# Written request
Find how many lines hold the word "Bead" and give that number only.

# The data

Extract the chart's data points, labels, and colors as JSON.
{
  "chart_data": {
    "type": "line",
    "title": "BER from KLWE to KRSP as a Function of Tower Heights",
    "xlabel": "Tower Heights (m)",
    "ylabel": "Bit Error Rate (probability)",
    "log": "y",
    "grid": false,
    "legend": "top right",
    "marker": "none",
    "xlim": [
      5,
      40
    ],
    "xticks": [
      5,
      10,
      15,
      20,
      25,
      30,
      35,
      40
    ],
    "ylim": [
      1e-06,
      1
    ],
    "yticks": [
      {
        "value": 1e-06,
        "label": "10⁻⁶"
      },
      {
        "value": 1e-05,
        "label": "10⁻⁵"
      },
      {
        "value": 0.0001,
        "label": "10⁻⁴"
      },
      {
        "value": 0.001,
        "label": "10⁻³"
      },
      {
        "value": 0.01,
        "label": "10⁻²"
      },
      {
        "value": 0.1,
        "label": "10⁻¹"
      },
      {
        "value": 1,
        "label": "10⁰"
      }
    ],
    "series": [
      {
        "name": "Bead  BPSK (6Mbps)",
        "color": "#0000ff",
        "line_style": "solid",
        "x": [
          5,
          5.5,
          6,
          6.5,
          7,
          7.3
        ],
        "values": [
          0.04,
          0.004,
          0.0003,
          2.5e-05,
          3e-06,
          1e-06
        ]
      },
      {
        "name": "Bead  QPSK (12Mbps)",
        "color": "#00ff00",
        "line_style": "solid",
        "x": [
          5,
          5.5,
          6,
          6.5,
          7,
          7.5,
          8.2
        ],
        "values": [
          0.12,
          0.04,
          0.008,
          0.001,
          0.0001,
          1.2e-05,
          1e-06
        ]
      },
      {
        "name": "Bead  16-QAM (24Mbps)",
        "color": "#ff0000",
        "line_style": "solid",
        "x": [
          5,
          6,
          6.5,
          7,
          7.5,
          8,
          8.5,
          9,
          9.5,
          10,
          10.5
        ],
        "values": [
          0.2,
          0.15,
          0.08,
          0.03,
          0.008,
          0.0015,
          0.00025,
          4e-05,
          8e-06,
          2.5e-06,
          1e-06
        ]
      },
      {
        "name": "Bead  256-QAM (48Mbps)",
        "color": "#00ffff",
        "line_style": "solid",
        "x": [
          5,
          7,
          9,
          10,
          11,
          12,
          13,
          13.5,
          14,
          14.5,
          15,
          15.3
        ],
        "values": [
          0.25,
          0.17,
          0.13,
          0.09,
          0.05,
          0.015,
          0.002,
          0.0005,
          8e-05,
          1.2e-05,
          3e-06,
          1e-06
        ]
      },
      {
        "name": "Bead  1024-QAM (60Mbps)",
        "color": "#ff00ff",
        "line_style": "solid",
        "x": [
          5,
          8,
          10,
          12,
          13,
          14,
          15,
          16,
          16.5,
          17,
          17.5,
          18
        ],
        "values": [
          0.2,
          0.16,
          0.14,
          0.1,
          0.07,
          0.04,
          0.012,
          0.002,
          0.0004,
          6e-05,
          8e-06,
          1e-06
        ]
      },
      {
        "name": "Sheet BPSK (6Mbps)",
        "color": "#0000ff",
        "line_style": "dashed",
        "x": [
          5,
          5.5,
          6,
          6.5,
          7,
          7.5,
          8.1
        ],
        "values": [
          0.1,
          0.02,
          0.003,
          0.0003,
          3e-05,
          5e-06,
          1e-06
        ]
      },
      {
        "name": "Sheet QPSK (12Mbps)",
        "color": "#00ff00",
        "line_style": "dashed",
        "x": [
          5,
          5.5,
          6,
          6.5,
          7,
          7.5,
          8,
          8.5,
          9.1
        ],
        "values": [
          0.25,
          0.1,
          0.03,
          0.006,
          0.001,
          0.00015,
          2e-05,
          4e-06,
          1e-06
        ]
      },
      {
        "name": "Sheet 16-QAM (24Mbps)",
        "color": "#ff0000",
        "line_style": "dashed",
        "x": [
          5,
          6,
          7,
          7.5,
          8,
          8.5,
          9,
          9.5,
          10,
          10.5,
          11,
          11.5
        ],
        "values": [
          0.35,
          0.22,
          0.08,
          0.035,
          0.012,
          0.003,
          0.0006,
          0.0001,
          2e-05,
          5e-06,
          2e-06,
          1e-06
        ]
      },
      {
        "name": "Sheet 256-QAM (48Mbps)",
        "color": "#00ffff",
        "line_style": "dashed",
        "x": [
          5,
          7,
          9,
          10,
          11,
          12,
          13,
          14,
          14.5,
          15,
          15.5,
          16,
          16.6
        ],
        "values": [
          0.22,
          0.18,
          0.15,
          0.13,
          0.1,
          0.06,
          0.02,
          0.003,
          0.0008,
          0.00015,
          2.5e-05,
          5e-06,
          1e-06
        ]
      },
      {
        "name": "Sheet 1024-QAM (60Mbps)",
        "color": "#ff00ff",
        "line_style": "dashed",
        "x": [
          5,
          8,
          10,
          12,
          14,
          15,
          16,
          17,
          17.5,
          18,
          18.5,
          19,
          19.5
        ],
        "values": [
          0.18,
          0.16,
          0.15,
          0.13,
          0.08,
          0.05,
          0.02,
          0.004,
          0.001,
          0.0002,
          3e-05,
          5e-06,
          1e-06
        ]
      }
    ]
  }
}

# Solution
5